◆ **Request**
Turn the rows from the very start through the line that contains "43, 517, 86]", that line included, into a numbered list, leaving out any blank lines.

##### Task input #####

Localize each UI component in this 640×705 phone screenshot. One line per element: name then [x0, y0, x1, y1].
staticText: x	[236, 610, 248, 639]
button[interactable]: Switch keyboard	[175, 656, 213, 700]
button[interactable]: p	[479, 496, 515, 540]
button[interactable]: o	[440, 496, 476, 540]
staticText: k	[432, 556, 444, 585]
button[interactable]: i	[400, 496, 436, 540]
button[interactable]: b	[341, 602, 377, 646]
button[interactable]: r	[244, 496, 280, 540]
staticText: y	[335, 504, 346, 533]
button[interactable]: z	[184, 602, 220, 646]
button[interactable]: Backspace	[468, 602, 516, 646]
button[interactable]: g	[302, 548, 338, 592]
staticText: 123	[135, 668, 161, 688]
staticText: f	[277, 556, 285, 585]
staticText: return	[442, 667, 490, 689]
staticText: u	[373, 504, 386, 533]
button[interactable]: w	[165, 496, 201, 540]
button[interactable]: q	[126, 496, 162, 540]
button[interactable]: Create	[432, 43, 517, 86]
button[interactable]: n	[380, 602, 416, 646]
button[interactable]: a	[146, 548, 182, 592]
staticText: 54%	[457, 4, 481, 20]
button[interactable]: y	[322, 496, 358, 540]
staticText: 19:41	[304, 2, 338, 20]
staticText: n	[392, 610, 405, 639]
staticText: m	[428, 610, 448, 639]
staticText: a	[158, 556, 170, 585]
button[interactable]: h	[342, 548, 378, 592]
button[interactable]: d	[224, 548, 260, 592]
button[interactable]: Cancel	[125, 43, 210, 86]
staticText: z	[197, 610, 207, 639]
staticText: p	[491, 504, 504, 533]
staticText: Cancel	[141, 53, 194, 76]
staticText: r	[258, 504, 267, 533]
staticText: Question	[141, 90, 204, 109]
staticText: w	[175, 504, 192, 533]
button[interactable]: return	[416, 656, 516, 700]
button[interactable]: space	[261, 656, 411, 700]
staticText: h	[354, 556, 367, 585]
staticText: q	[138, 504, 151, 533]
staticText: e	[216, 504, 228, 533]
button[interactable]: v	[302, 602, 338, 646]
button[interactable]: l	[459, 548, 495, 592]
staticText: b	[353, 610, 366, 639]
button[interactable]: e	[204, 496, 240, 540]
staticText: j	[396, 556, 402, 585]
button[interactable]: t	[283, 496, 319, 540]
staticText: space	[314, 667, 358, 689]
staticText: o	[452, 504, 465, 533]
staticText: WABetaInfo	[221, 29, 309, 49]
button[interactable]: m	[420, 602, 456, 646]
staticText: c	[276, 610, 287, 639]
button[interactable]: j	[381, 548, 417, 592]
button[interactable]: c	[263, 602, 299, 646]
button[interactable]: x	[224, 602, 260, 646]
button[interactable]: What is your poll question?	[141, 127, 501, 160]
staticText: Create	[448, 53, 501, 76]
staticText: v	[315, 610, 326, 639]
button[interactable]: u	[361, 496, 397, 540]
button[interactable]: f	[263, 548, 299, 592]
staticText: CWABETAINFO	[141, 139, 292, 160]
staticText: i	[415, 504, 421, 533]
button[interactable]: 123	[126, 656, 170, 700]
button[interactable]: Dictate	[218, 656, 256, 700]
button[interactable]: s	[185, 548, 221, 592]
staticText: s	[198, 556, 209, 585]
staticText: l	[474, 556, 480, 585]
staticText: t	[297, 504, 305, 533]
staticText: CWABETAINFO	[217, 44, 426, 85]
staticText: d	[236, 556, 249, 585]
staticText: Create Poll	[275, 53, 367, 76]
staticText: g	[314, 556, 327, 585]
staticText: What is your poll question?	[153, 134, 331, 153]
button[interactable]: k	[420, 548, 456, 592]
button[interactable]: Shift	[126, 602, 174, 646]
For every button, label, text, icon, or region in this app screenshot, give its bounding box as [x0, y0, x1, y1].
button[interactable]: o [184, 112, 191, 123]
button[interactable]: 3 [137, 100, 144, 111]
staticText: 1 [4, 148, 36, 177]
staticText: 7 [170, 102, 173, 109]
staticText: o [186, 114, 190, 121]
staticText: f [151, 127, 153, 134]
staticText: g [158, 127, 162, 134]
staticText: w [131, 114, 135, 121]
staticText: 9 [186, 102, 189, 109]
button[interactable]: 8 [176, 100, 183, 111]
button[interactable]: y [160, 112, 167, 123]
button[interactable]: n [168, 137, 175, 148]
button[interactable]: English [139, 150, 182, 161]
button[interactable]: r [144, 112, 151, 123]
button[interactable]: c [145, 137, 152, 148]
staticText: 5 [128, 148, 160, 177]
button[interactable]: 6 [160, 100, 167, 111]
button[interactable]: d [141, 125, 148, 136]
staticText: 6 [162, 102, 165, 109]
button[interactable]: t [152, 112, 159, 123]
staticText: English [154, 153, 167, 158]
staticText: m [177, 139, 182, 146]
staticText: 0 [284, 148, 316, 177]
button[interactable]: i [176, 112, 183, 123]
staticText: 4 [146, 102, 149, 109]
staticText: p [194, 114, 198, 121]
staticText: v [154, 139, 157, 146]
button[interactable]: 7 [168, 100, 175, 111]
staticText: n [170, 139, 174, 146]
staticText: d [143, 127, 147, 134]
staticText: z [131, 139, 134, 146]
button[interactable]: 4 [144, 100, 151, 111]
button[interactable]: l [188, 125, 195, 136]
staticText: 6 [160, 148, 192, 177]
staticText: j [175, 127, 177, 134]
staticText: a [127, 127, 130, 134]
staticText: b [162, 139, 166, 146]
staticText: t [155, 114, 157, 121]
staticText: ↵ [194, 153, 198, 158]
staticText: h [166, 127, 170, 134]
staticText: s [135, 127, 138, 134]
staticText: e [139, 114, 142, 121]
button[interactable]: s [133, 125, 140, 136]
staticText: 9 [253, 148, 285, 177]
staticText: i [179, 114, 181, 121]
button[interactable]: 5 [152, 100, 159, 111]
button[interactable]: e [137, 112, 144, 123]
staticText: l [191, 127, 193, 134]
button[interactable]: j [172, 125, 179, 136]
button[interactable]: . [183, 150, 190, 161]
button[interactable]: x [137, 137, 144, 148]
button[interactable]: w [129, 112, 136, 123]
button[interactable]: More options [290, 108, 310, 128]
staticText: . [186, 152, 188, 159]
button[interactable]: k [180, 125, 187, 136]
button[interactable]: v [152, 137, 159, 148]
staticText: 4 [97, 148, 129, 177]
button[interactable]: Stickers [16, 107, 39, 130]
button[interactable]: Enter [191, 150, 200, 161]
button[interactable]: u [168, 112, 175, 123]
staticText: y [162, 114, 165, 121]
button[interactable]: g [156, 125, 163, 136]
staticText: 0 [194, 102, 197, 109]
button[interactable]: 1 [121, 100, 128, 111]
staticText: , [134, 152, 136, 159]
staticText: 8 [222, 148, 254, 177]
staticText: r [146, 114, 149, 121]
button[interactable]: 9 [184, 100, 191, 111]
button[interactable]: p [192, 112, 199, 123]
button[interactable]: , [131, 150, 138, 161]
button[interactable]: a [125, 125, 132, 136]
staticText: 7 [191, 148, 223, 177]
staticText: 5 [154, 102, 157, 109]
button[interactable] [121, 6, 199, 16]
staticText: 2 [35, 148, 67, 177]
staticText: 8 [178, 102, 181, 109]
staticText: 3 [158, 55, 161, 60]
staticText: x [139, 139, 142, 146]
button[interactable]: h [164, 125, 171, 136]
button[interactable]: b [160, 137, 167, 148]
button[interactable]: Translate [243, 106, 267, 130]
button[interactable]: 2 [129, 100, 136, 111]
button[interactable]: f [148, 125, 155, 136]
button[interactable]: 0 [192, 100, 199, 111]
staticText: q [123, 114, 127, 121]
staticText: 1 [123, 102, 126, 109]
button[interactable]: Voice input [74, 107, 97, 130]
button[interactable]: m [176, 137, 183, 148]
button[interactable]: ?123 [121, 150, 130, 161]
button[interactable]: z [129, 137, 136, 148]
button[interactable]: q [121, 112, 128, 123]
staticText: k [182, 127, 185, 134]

#####

◆ **Result of the exercise**
1. Localize each UI component in this 640×705 phone screenshot. One line per element: name then [x0, y0, x1, y1].
2. staticText: x	[236, 610, 248, 639]
3. button[interactable]: Switch keyboard	[175, 656, 213, 700]
4. button[interactable]: p	[479, 496, 515, 540]
5. button[interactable]: o	[440, 496, 476, 540]
6. staticText: k	[432, 556, 444, 585]
7. button[interactable]: i	[400, 496, 436, 540]
8. button[interactable]: b	[341, 602, 377, 646]
9. button[interactable]: r	[244, 496, 280, 540]
10. staticText: y	[335, 504, 346, 533]
11. button[interactable]: z	[184, 602, 220, 646]
12. button[interactable]: Backspace	[468, 602, 516, 646]
13. button[interactable]: g	[302, 548, 338, 592]
14. staticText: 123	[135, 668, 161, 688]
15. staticText: f	[277, 556, 285, 585]
16. staticText: return	[442, 667, 490, 689]
17. staticText: u	[373, 504, 386, 533]
18. button[interactable]: w	[165, 496, 201, 540]
19. button[interactable]: q	[126, 496, 162, 540]
20. button[interactable]: Create	[432, 43, 517, 86]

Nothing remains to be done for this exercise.